• AIM
Check every line of the entries below for the word "niño", and copy the ones that have it.

(Stored records)
☆ ☆ ☆ ☆ ☆ ☆ ☆

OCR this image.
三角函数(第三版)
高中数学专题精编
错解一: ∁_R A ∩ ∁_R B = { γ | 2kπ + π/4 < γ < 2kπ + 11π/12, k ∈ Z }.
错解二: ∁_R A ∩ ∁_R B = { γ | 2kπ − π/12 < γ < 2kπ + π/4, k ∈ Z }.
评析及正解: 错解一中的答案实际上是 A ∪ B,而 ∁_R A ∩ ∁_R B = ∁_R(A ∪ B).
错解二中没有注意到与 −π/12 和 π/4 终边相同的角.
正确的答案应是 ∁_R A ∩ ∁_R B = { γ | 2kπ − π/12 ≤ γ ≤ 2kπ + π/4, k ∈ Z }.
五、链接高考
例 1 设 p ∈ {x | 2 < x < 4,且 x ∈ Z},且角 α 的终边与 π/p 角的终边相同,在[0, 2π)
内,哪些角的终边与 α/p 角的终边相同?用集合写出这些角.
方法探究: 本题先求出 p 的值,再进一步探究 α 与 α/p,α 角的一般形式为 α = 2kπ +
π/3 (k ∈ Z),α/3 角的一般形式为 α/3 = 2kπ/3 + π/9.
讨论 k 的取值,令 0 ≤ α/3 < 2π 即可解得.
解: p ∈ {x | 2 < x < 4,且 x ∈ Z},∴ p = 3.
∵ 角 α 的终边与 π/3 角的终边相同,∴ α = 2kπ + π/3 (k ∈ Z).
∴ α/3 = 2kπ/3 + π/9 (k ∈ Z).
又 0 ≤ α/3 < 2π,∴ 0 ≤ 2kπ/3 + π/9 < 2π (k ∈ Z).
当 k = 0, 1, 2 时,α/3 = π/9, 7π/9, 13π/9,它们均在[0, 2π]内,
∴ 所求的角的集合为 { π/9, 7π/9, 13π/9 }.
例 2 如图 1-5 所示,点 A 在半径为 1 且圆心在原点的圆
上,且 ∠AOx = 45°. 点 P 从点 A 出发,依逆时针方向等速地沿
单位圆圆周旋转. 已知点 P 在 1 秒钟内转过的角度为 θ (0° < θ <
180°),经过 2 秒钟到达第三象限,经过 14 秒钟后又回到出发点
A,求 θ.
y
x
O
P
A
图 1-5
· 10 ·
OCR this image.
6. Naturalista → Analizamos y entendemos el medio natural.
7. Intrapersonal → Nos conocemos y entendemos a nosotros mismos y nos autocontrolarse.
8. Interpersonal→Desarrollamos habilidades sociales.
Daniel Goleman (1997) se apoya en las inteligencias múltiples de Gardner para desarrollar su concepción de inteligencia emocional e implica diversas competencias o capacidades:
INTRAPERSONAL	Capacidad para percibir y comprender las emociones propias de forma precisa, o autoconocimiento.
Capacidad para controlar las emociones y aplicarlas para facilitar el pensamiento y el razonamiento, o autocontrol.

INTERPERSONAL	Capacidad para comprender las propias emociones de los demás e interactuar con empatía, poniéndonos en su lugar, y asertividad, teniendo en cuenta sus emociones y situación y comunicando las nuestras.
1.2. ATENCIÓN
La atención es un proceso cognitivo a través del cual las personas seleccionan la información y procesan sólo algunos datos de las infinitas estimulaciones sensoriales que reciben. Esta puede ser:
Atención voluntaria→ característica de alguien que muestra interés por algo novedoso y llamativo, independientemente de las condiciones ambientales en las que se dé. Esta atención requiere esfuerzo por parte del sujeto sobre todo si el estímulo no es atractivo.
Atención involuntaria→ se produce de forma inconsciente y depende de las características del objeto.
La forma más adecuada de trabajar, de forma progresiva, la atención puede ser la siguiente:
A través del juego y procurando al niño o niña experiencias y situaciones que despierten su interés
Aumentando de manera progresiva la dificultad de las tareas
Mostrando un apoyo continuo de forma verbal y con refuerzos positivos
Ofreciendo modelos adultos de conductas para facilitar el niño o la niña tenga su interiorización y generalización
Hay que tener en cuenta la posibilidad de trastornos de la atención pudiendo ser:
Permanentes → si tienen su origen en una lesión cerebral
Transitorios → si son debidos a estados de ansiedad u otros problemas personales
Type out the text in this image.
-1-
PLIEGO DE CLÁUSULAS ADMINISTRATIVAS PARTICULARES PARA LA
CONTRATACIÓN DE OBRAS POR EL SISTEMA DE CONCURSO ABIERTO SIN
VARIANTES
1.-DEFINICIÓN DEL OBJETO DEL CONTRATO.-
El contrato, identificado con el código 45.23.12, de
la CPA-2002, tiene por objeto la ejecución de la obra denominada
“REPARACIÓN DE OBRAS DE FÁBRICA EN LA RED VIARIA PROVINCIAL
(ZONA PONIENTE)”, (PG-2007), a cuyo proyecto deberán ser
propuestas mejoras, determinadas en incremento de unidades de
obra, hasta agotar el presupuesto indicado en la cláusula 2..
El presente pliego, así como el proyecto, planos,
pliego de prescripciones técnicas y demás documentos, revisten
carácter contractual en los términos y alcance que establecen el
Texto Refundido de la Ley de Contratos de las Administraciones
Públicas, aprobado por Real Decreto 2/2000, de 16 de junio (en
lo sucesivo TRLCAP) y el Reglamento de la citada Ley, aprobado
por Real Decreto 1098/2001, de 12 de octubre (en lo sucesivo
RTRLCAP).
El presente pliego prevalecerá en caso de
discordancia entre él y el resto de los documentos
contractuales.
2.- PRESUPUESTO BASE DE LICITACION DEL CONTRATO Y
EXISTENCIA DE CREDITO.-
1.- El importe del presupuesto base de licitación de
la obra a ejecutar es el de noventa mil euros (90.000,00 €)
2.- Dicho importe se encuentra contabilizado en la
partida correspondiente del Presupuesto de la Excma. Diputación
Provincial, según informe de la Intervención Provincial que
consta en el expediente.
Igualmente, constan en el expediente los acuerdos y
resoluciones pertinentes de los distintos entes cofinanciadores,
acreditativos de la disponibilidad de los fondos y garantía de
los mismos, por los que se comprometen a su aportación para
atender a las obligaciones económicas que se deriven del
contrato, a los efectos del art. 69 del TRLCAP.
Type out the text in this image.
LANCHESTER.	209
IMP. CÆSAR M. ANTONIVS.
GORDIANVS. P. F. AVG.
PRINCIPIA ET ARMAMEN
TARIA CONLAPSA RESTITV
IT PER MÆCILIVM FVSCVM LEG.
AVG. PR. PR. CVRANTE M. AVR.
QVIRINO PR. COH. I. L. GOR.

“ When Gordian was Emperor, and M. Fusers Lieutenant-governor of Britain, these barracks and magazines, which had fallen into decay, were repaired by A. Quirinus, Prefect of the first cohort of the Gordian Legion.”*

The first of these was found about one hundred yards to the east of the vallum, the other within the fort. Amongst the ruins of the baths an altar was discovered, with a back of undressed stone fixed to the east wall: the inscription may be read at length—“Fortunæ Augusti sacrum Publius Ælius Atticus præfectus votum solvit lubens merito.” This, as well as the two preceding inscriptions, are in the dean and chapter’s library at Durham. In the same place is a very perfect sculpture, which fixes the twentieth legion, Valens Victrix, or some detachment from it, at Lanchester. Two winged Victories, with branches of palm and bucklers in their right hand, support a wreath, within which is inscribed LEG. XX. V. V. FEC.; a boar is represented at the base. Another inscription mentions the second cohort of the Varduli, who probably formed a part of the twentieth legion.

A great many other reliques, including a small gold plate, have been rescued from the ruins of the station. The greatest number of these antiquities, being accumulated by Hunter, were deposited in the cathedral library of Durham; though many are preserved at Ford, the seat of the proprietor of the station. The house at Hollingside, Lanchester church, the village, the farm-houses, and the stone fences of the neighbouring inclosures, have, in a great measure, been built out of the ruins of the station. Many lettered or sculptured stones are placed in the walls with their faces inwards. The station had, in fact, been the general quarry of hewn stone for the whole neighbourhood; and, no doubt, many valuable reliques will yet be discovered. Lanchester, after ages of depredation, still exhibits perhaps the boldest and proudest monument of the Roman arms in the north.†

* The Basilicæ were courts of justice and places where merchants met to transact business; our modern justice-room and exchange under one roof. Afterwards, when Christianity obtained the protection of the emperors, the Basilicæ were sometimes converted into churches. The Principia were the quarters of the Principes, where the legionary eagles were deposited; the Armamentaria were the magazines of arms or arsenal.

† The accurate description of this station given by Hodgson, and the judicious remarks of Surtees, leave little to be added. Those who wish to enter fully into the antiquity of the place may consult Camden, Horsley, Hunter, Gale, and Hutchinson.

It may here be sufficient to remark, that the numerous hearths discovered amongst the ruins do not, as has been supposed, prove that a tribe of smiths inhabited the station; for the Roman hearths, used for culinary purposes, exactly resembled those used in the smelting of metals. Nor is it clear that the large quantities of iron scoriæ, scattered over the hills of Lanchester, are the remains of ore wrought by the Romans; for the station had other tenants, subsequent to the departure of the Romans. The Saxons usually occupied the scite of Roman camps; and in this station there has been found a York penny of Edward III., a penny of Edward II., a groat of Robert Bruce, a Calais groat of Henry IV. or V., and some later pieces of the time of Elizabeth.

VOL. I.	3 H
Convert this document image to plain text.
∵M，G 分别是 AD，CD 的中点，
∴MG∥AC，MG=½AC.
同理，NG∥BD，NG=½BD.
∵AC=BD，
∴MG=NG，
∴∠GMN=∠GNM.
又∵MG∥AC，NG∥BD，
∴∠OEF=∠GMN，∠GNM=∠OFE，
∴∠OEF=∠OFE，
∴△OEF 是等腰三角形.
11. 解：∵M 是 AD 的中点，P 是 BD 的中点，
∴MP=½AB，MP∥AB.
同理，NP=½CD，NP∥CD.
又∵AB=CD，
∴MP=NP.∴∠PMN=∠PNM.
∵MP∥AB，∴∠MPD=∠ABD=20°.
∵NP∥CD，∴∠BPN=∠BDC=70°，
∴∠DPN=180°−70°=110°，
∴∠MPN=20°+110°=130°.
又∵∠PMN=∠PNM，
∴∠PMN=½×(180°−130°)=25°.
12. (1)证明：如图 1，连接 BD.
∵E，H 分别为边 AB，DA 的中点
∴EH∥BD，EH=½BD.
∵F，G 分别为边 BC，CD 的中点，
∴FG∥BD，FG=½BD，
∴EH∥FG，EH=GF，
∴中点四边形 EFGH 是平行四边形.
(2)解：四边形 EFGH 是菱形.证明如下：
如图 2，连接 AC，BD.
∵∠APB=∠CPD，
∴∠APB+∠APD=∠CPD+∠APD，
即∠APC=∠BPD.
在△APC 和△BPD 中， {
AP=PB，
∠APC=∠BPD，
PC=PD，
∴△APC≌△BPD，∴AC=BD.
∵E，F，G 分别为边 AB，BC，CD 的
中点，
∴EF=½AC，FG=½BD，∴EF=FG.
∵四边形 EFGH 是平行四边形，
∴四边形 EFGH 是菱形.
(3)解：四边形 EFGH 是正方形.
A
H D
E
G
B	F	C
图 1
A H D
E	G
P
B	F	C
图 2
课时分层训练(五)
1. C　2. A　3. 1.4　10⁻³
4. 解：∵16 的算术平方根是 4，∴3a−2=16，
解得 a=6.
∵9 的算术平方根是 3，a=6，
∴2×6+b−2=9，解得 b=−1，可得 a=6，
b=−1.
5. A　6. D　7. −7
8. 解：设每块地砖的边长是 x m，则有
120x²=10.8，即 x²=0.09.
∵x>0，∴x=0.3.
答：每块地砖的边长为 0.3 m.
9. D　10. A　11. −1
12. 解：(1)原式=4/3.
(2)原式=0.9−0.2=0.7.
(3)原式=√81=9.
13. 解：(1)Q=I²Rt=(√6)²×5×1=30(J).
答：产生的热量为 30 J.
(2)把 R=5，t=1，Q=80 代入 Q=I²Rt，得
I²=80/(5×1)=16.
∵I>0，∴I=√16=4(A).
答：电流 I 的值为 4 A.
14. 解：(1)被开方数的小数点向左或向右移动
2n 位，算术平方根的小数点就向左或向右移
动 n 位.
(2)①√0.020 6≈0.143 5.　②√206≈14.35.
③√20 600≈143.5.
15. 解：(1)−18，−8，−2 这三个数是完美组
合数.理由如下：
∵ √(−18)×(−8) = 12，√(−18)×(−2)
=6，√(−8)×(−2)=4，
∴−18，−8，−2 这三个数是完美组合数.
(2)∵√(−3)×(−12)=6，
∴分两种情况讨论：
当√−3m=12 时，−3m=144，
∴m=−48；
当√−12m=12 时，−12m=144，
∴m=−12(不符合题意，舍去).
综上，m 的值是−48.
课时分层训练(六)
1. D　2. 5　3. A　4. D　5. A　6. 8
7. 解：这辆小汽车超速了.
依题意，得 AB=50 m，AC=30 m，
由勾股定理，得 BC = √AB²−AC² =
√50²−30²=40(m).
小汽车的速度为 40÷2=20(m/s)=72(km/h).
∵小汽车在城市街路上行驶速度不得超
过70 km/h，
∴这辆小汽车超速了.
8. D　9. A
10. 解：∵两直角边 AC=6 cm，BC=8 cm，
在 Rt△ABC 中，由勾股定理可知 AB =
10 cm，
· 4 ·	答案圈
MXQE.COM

☆ ☆ ☆ ☆ ☆ ☆ ☆

• COMPLETED TASK
A través del juego y procurando al niño o niña experiencias y situaciones que despierten su interés
Ofreciendo modelos adultos de conductas para facilitar el niño o la niña tenga su interiorización y generalización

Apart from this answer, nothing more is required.